### Supplied data
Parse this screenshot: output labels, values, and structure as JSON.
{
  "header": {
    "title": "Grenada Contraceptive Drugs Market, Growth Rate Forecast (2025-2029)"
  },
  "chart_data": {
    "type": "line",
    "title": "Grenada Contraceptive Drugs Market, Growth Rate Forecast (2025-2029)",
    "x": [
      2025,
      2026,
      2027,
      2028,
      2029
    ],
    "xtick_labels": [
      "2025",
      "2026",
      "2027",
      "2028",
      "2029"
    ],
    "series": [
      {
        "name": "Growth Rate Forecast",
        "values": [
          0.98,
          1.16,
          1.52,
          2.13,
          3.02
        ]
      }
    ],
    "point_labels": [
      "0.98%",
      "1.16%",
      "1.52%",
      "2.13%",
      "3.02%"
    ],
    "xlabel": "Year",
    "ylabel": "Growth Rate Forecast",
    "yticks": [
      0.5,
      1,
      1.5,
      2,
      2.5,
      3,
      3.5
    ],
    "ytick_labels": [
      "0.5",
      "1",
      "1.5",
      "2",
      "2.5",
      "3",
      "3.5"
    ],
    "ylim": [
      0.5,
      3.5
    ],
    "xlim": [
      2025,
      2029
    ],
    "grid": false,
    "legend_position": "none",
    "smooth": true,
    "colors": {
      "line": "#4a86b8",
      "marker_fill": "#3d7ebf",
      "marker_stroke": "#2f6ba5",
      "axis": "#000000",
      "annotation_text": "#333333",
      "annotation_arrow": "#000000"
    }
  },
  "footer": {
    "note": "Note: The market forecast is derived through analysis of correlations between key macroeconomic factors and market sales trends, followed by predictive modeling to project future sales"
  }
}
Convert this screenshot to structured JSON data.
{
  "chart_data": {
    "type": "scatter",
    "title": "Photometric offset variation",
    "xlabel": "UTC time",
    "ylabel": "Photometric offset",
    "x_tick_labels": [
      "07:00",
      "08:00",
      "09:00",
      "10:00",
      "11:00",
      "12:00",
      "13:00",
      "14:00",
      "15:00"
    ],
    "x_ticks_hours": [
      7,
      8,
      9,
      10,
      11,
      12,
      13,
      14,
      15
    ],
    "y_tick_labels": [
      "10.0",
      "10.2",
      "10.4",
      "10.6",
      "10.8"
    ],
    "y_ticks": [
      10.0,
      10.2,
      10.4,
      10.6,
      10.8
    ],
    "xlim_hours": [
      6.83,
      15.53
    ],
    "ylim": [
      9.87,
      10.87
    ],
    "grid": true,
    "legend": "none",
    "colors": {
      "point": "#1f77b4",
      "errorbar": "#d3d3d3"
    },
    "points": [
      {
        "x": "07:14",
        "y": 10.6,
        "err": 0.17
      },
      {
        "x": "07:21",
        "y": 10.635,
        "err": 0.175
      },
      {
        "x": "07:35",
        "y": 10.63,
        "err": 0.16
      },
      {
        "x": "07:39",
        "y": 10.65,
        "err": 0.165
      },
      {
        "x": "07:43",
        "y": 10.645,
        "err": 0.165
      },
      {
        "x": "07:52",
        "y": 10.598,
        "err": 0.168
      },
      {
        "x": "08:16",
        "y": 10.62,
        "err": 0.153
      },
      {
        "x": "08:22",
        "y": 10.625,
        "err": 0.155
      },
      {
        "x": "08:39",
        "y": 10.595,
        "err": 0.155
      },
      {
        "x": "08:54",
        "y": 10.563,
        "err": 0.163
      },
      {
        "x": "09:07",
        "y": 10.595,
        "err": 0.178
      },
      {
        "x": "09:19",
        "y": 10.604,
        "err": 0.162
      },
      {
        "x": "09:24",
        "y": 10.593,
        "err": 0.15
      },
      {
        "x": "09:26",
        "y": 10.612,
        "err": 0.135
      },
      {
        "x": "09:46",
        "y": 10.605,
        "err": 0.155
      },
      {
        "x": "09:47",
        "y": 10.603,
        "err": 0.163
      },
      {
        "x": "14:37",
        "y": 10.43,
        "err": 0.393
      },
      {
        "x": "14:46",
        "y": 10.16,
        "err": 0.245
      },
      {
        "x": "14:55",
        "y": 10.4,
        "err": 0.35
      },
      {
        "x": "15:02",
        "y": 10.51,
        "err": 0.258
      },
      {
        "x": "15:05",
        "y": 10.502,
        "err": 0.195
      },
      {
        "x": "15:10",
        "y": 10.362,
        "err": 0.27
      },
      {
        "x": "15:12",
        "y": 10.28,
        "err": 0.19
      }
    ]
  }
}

### Given exercise
Read the entries and select each line where the word "Photometric" is found.

### Solution to this problem
    "title": "Photometric offset variation",
    "ylabel": "Photometric offset",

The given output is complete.